── ENTRIES PROVIDED
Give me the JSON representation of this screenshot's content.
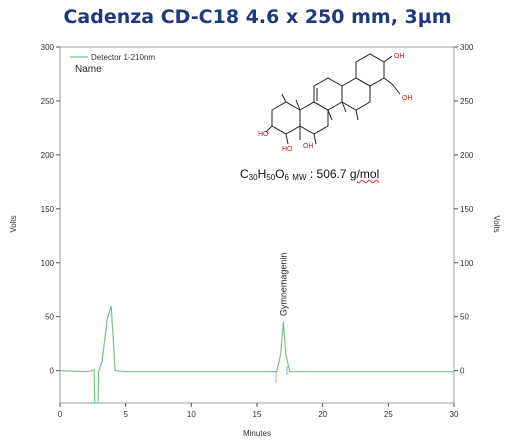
{
  "title": "Cadenza CD-C18 4.6 x 250 mm, 3µm",
  "colors": {
    "title": "#1f3a7a",
    "trace": "#7fbf8f",
    "axis": "#555555"
  },
  "chart_data": {
    "type": "line",
    "xlabel": "Minutes",
    "ylabel": "Volts",
    "ylabel_right": "Volts",
    "xlim": [
      0,
      30
    ],
    "ylim": [
      -30,
      300
    ],
    "x_ticks": [
      "0",
      "5",
      "10",
      "15",
      "20",
      "25",
      "30"
    ],
    "y_ticks": [
      "0",
      "50",
      "100",
      "150",
      "200",
      "250",
      "300"
    ],
    "legend": {
      "entry": "Detector 1-210nm",
      "name_label": "Name",
      "placement": "top-left"
    },
    "series": [
      {
        "name": "Detector 1-210nm",
        "x": [
          0,
          2.0,
          2.4,
          2.6,
          2.65,
          2.9,
          2.95,
          3.2,
          3.6,
          3.9,
          4.0,
          4.2,
          5.0,
          8,
          12,
          16.5,
          16.8,
          17.0,
          17.2,
          17.5,
          18,
          22,
          26,
          30
        ],
        "y": [
          0,
          -1,
          0,
          1,
          -30,
          -30,
          0,
          8,
          48,
          60,
          40,
          0,
          -1,
          -1,
          -1,
          -1,
          15,
          45,
          15,
          -1,
          -1,
          -1,
          -1,
          -1
        ]
      }
    ],
    "annotations": [
      {
        "text": "Gymnemagenin",
        "x": 17.0,
        "y": 45
      }
    ],
    "formula": {
      "text": "C30H50O6 MW : 506.7 g/mol",
      "c": "C",
      "c_sub": "30",
      "h": "H",
      "h_sub": "50",
      "o": "O",
      "o_sub": "6",
      "mw": "MW",
      "mass": " : 506.7 ",
      "unit": "g/mol"
    }
  }
}
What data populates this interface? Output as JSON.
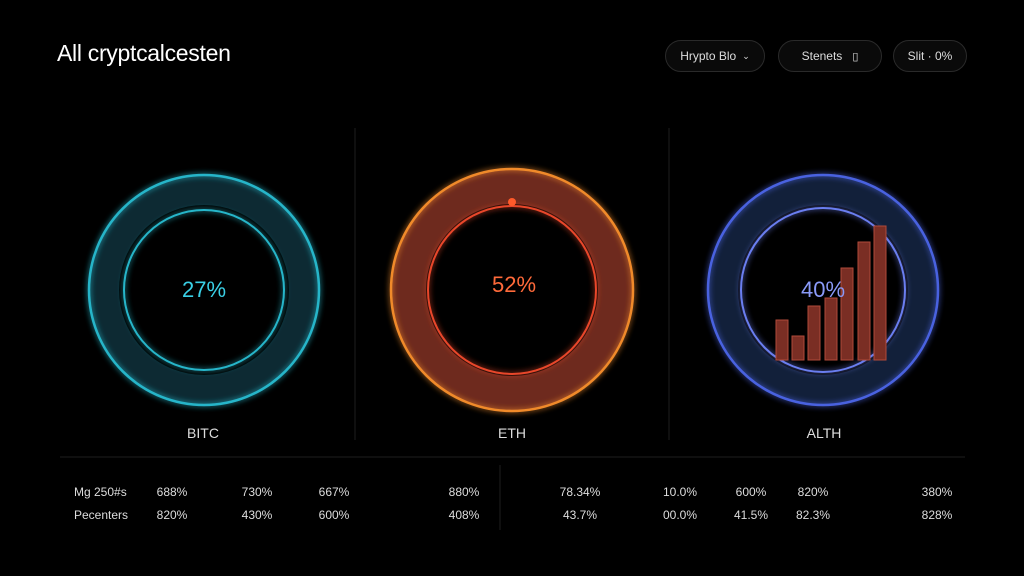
{
  "header": {
    "title": "All cryptcalcesten",
    "buttons": [
      "Hrypto Blo",
      "Stenets",
      "Slit · 0%"
    ]
  },
  "panels": [
    {
      "value_label": "27%",
      "label": "BITC"
    },
    {
      "value_label": "52%",
      "label": "ETH"
    },
    {
      "value_label": "40%",
      "label": "ALTH"
    }
  ],
  "table": {
    "rows": [
      [
        "Mg 250#s",
        "688%",
        "730%",
        "667%",
        "880%",
        "78.34%",
        "10.0%",
        "600%",
        "820%",
        "380%"
      ],
      [
        "Pecenters",
        "820%",
        "430%",
        "600%",
        "408%",
        "43.7%",
        "00.0%",
        "41.5%",
        "82.3%",
        "828%"
      ]
    ]
  }
}
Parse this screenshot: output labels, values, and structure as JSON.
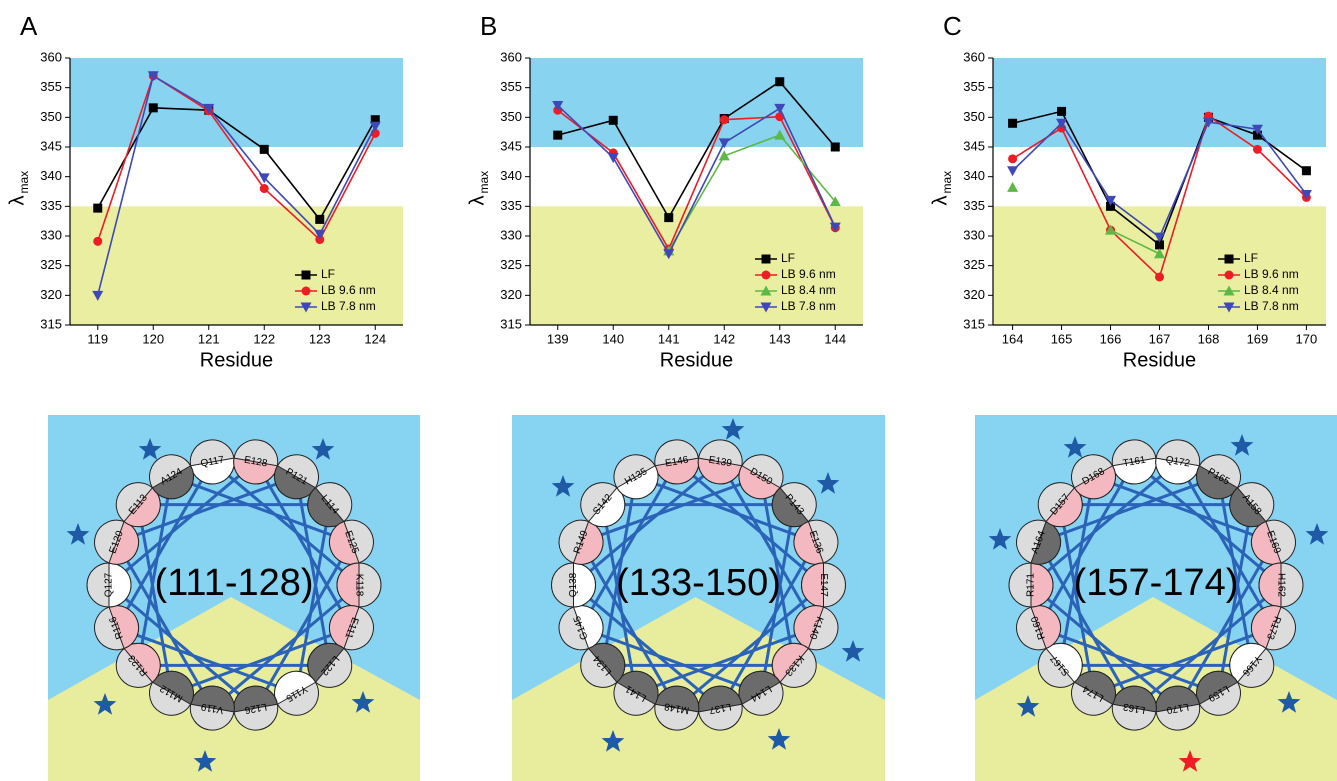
{
  "chart_data": [
    {
      "type": "line",
      "panel": "A",
      "x_label": "Residue",
      "y_label": "λ",
      "y_label_sub": "max",
      "x": [
        119,
        120,
        121,
        122,
        123,
        124
      ],
      "xlim": [
        118.5,
        124.5
      ],
      "xticks": [
        119,
        120,
        121,
        122,
        123,
        124
      ],
      "ylim": [
        315,
        360
      ],
      "yticks": [
        315,
        320,
        325,
        330,
        335,
        340,
        345,
        350,
        355,
        360
      ],
      "bands": [
        {
          "from": 345,
          "to": 360,
          "color": "#87d3f0"
        },
        {
          "from": 315,
          "to": 335,
          "color": "#e9eea0"
        }
      ],
      "legend": "lower right",
      "series": [
        {
          "name": "LF",
          "color": "#000000",
          "marker": "square",
          "values": [
            334.7,
            351.6,
            351.2,
            344.6,
            332.8,
            349.6
          ]
        },
        {
          "name": "LB 9.6 nm",
          "color": "#ee1c25",
          "marker": "circle",
          "values": [
            329.1,
            357,
            351.1,
            338,
            329.4,
            347.3
          ]
        },
        {
          "name": "LB 7.8 nm",
          "color": "#3f48b8",
          "marker": "triangle-down",
          "values": [
            320,
            357,
            351.5,
            339.8,
            330.3,
            348.5
          ]
        }
      ]
    },
    {
      "type": "line",
      "panel": "B",
      "x_label": "Residue",
      "y_label": "λ",
      "y_label_sub": "max",
      "x": [
        139,
        140,
        141,
        142,
        143,
        144
      ],
      "xlim": [
        138.5,
        144.5
      ],
      "xticks": [
        139,
        140,
        141,
        142,
        143,
        144
      ],
      "ylim": [
        315,
        360
      ],
      "yticks": [
        315,
        320,
        325,
        330,
        335,
        340,
        345,
        350,
        355,
        360
      ],
      "bands": [
        {
          "from": 345,
          "to": 360,
          "color": "#87d3f0"
        },
        {
          "from": 315,
          "to": 335,
          "color": "#e9eea0"
        }
      ],
      "legend": "lower right",
      "series": [
        {
          "name": "LF",
          "color": "#000000",
          "marker": "square",
          "values": [
            347,
            349.5,
            333.1,
            349.8,
            356,
            345
          ]
        },
        {
          "name": "LB 9.6 nm",
          "color": "#ee1c25",
          "marker": "circle",
          "values": [
            351.2,
            344,
            327.8,
            349.6,
            350.1,
            331.4
          ]
        },
        {
          "name": "LB 8.4 nm",
          "color": "#5cb946",
          "marker": "triangle-up",
          "values": [
            null,
            null,
            327.5,
            343.5,
            347,
            335.8
          ]
        },
        {
          "name": "LB 7.8 nm",
          "color": "#3f48b8",
          "marker": "triangle-down",
          "values": [
            352,
            343.2,
            327,
            345.7,
            351.5,
            331.5
          ]
        }
      ]
    },
    {
      "type": "line",
      "panel": "C",
      "x_label": "Residue",
      "y_label": "λ",
      "y_label_sub": "max",
      "x": [
        164,
        165,
        166,
        167,
        168,
        169,
        170
      ],
      "xlim": [
        163.6,
        170.4
      ],
      "xticks": [
        164,
        165,
        166,
        167,
        168,
        169,
        170
      ],
      "ylim": [
        315,
        360
      ],
      "yticks": [
        315,
        320,
        325,
        330,
        335,
        340,
        345,
        350,
        355,
        360
      ],
      "bands": [
        {
          "from": 345,
          "to": 360,
          "color": "#87d3f0"
        },
        {
          "from": 315,
          "to": 335,
          "color": "#e9eea0"
        }
      ],
      "legend": "lower right",
      "series": [
        {
          "name": "LF",
          "color": "#000000",
          "marker": "square",
          "values": [
            349,
            351,
            335,
            328.5,
            350,
            347,
            341
          ]
        },
        {
          "name": "LB 9.6 nm",
          "color": "#ee1c25",
          "marker": "circle",
          "values": [
            343,
            348.2,
            331,
            323.1,
            350.2,
            344.6,
            336.5
          ]
        },
        {
          "name": "LB 8.4 nm",
          "color": "#5cb946",
          "marker": "triangle-up",
          "values": [
            338.2,
            null,
            331,
            327,
            null,
            null,
            null
          ]
        },
        {
          "name": "LB 7.8 nm",
          "color": "#3f48b8",
          "marker": "triangle-down",
          "values": [
            341,
            349,
            336,
            329.8,
            349.2,
            348,
            337
          ]
        }
      ]
    }
  ],
  "wheels": [
    {
      "label": "(111-128)",
      "residues": [
        {
          "name": "Q117",
          "color": "#ffffff"
        },
        {
          "name": "E128",
          "color": "#f4b8c0"
        },
        {
          "name": "P121",
          "color": "#6b6b6b"
        },
        {
          "name": "L114",
          "color": "#6b6b6b"
        },
        {
          "name": "E125",
          "color": "#f4b8c0"
        },
        {
          "name": "K118",
          "color": "#f4b8c0"
        },
        {
          "name": "E111",
          "color": "#f4b8c0"
        },
        {
          "name": "L122",
          "color": "#6b6b6b"
        },
        {
          "name": "Y115",
          "color": "#ffffff"
        },
        {
          "name": "L126",
          "color": "#6b6b6b"
        },
        {
          "name": "V119",
          "color": "#6b6b6b"
        },
        {
          "name": "M112",
          "color": "#6b6b6b"
        },
        {
          "name": "R123",
          "color": "#f4b8c0"
        },
        {
          "name": "R116",
          "color": "#f4b8c0"
        },
        {
          "name": "Q127",
          "color": "#ffffff"
        },
        {
          "name": "E120",
          "color": "#f4b8c0"
        },
        {
          "name": "E113",
          "color": "#f4b8c0"
        },
        {
          "name": "A124",
          "color": "#6b6b6b"
        }
      ]
    },
    {
      "label": "(133-150)",
      "residues": [
        {
          "name": "E146",
          "color": "#f4b8c0"
        },
        {
          "name": "E139",
          "color": "#f4b8c0"
        },
        {
          "name": "D150",
          "color": "#f4b8c0"
        },
        {
          "name": "P143",
          "color": "#6b6b6b"
        },
        {
          "name": "E136",
          "color": "#f4b8c0"
        },
        {
          "name": "E147",
          "color": "#f4b8c0"
        },
        {
          "name": "K140",
          "color": "#f4b8c0"
        },
        {
          "name": "K133",
          "color": "#f4b8c0"
        },
        {
          "name": "L144",
          "color": "#6b6b6b"
        },
        {
          "name": "L137",
          "color": "#6b6b6b"
        },
        {
          "name": "M148",
          "color": "#6b6b6b"
        },
        {
          "name": "L141",
          "color": "#6b6b6b"
        },
        {
          "name": "L134",
          "color": "#6b6b6b"
        },
        {
          "name": "G145",
          "color": "#ffffff"
        },
        {
          "name": "Q138",
          "color": "#ffffff"
        },
        {
          "name": "R149",
          "color": "#f4b8c0"
        },
        {
          "name": "S142",
          "color": "#ffffff"
        },
        {
          "name": "H135",
          "color": "#ffffff"
        }
      ]
    },
    {
      "label": "(157-174)",
      "residues": [
        {
          "name": "T161",
          "color": "#ffffff"
        },
        {
          "name": "Q172",
          "color": "#ffffff"
        },
        {
          "name": "P165",
          "color": "#6b6b6b"
        },
        {
          "name": "A158",
          "color": "#6b6b6b"
        },
        {
          "name": "E169",
          "color": "#f4b8c0"
        },
        {
          "name": "H162",
          "color": "#f4b8c0"
        },
        {
          "name": "R173",
          "color": "#f4b8c0"
        },
        {
          "name": "Y166",
          "color": "#ffffff"
        },
        {
          "name": "L159",
          "color": "#6b6b6b"
        },
        {
          "name": "L170",
          "color": "#6b6b6b"
        },
        {
          "name": "L163",
          "color": "#6b6b6b"
        },
        {
          "name": "L174",
          "color": "#6b6b6b"
        },
        {
          "name": "S167",
          "color": "#ffffff"
        },
        {
          "name": "R160",
          "color": "#f4b8c0"
        },
        {
          "name": "R171",
          "color": "#f4b8c0"
        },
        {
          "name": "A164",
          "color": "#6b6b6b"
        },
        {
          "name": "D157",
          "color": "#f4b8c0"
        },
        {
          "name": "D168",
          "color": "#f4b8c0"
        }
      ]
    }
  ]
}
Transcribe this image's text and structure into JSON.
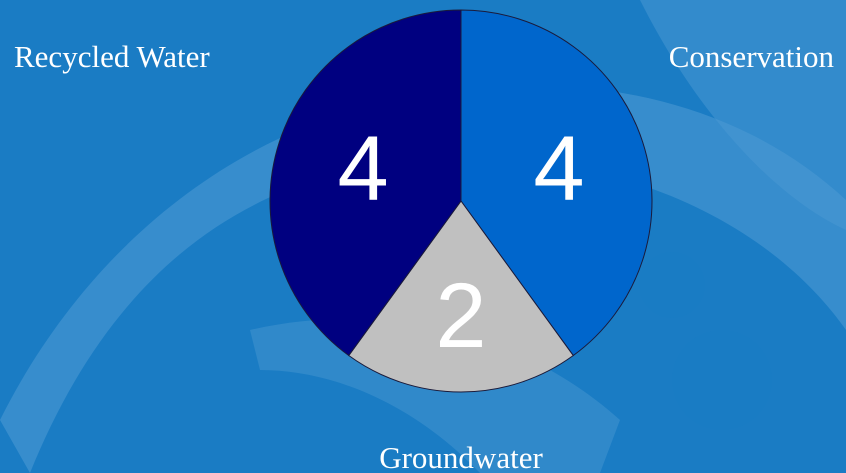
{
  "colors": {
    "background": "#1a7cc4",
    "background_motif": "#4b9ad3",
    "slice_conservation": "#0066cc",
    "slice_groundwater": "#c0c0c0",
    "slice_recycled": "#000080",
    "slice_outline": "#1a1a3a",
    "text": "#ffffff"
  },
  "chart_data": {
    "type": "pie",
    "title": "",
    "categories": [
      "Conservation",
      "Groundwater",
      "Recycled Water"
    ],
    "values": [
      4,
      2,
      4
    ],
    "data_labels": [
      "4",
      "2",
      "4"
    ],
    "start_angle_deg": 0,
    "direction": "clockwise",
    "legend": "none"
  }
}
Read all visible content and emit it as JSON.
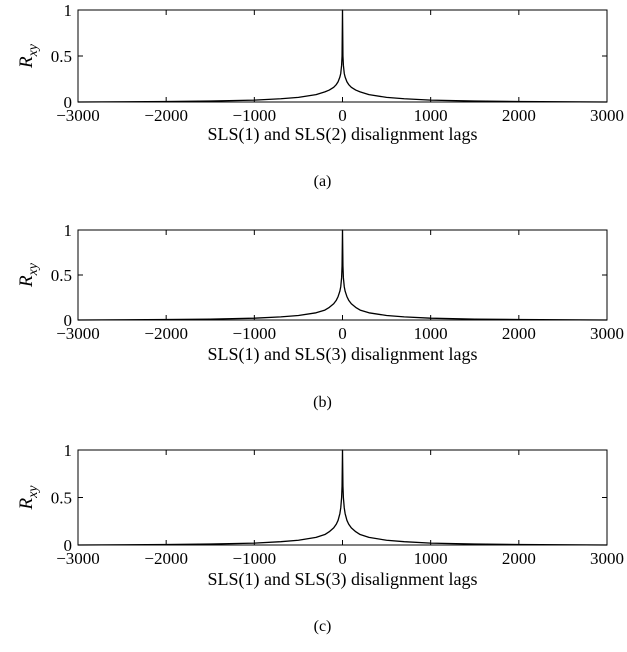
{
  "chart_data": [
    {
      "type": "line",
      "panel_label": "(a)",
      "xlabel": "SLS(1) and SLS(2) disalignment lags",
      "ylabel": {
        "base": "R",
        "subscript": "xy"
      },
      "xlim": [
        -3000,
        3000
      ],
      "ylim": [
        0,
        1
      ],
      "xticks": [
        -3000,
        -2000,
        -1000,
        0,
        1000,
        2000,
        3000
      ],
      "xtick_labels": [
        "−3000",
        "−2000",
        "−1000",
        "0",
        "1000",
        "2000",
        "3000"
      ],
      "yticks": [
        0,
        0.5,
        1
      ],
      "ytick_labels": [
        "0",
        "0.5",
        "1"
      ],
      "grid": false,
      "series": [
        {
          "x": [
            -3000,
            -2000,
            -1500,
            -1000,
            -700,
            -500,
            -300,
            -200,
            -150,
            -100,
            -70,
            -50,
            -30,
            -20,
            -10,
            -5,
            0,
            5,
            10,
            20,
            30,
            50,
            70,
            100,
            150,
            200,
            300,
            500,
            700,
            1000,
            1500,
            2000,
            3000
          ],
          "y": [
            0.0,
            0.005,
            0.01,
            0.02,
            0.035,
            0.05,
            0.08,
            0.11,
            0.13,
            0.16,
            0.19,
            0.22,
            0.27,
            0.31,
            0.4,
            0.5,
            1.0,
            0.5,
            0.4,
            0.31,
            0.27,
            0.22,
            0.19,
            0.16,
            0.13,
            0.11,
            0.08,
            0.05,
            0.035,
            0.02,
            0.01,
            0.005,
            0.0
          ]
        }
      ]
    },
    {
      "type": "line",
      "panel_label": "(b)",
      "xlabel": "SLS(1) and SLS(3) disalignment lags",
      "ylabel": {
        "base": "R",
        "subscript": "xy"
      },
      "xlim": [
        -3000,
        3000
      ],
      "ylim": [
        0,
        1
      ],
      "xticks": [
        -3000,
        -2000,
        -1000,
        0,
        1000,
        2000,
        3000
      ],
      "xtick_labels": [
        "−3000",
        "−2000",
        "−1000",
        "0",
        "1000",
        "2000",
        "3000"
      ],
      "yticks": [
        0,
        0.5,
        1
      ],
      "ytick_labels": [
        "0",
        "0.5",
        "1"
      ],
      "grid": false,
      "series": [
        {
          "x": [
            -3000,
            -2000,
            -1500,
            -1000,
            -700,
            -500,
            -300,
            -200,
            -150,
            -100,
            -70,
            -50,
            -30,
            -20,
            -10,
            -5,
            0,
            5,
            10,
            20,
            30,
            50,
            70,
            100,
            150,
            200,
            300,
            500,
            700,
            1000,
            1500,
            2000,
            3000
          ],
          "y": [
            0.0,
            0.005,
            0.01,
            0.02,
            0.035,
            0.05,
            0.08,
            0.11,
            0.14,
            0.18,
            0.22,
            0.26,
            0.32,
            0.37,
            0.47,
            0.6,
            1.0,
            0.6,
            0.47,
            0.37,
            0.32,
            0.26,
            0.22,
            0.18,
            0.14,
            0.11,
            0.08,
            0.05,
            0.035,
            0.02,
            0.01,
            0.005,
            0.0
          ]
        }
      ]
    },
    {
      "type": "line",
      "panel_label": "(c)",
      "xlabel": "SLS(1) and SLS(3) disalignment lags",
      "ylabel": {
        "base": "R",
        "subscript": "xy"
      },
      "xlim": [
        -3000,
        3000
      ],
      "ylim": [
        0,
        1
      ],
      "xticks": [
        -3000,
        -2000,
        -1000,
        0,
        1000,
        2000,
        3000
      ],
      "xtick_labels": [
        "−3000",
        "−2000",
        "−1000",
        "0",
        "1000",
        "2000",
        "3000"
      ],
      "yticks": [
        0,
        0.5,
        1
      ],
      "ytick_labels": [
        "0",
        "0.5",
        "1"
      ],
      "grid": false,
      "series": [
        {
          "x": [
            -3000,
            -2000,
            -1500,
            -1000,
            -700,
            -500,
            -300,
            -200,
            -150,
            -100,
            -70,
            -50,
            -30,
            -20,
            -10,
            -5,
            0,
            5,
            10,
            20,
            30,
            50,
            70,
            100,
            150,
            200,
            300,
            500,
            700,
            1000,
            1500,
            2000,
            3000
          ],
          "y": [
            0.0,
            0.005,
            0.01,
            0.02,
            0.035,
            0.05,
            0.08,
            0.11,
            0.14,
            0.18,
            0.22,
            0.26,
            0.33,
            0.39,
            0.5,
            0.62,
            1.0,
            0.62,
            0.5,
            0.39,
            0.33,
            0.26,
            0.22,
            0.18,
            0.14,
            0.11,
            0.08,
            0.05,
            0.035,
            0.02,
            0.01,
            0.005,
            0.0
          ]
        }
      ]
    }
  ]
}
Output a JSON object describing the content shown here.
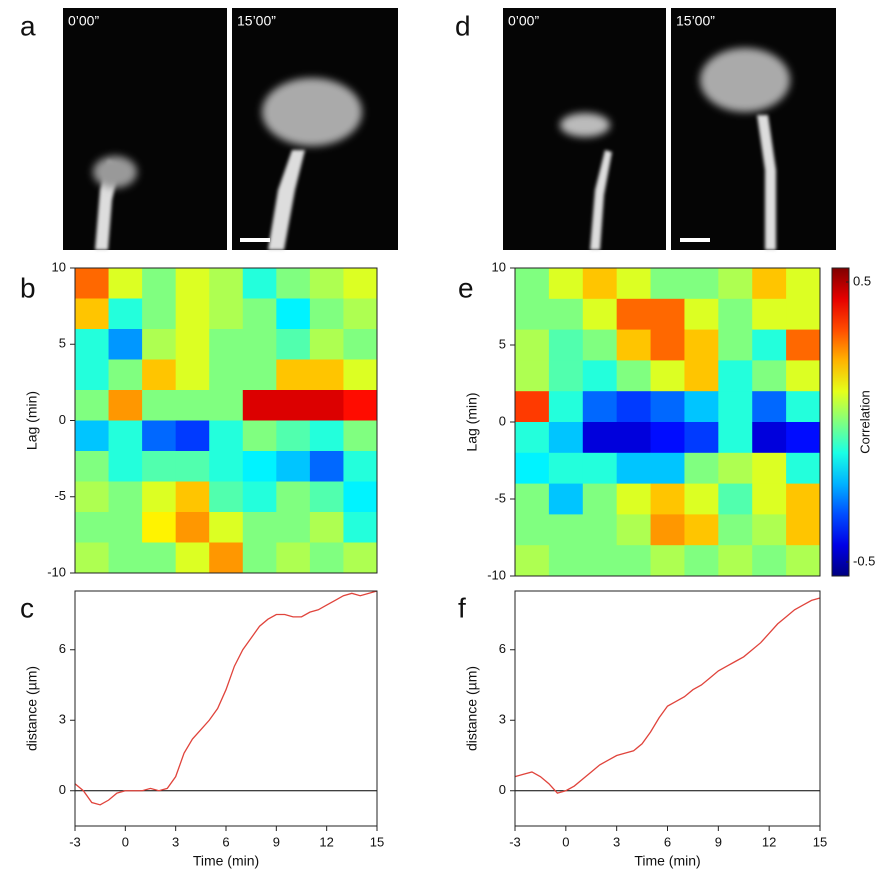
────
● **CHALLENGE**:
Out of the material above, select every line that holds the string "Detector".

● **SOLUTION TO THIS PROBLEM**:
      "entry": "Detector 1-210nm",
        "name": "Detector 1-210nm",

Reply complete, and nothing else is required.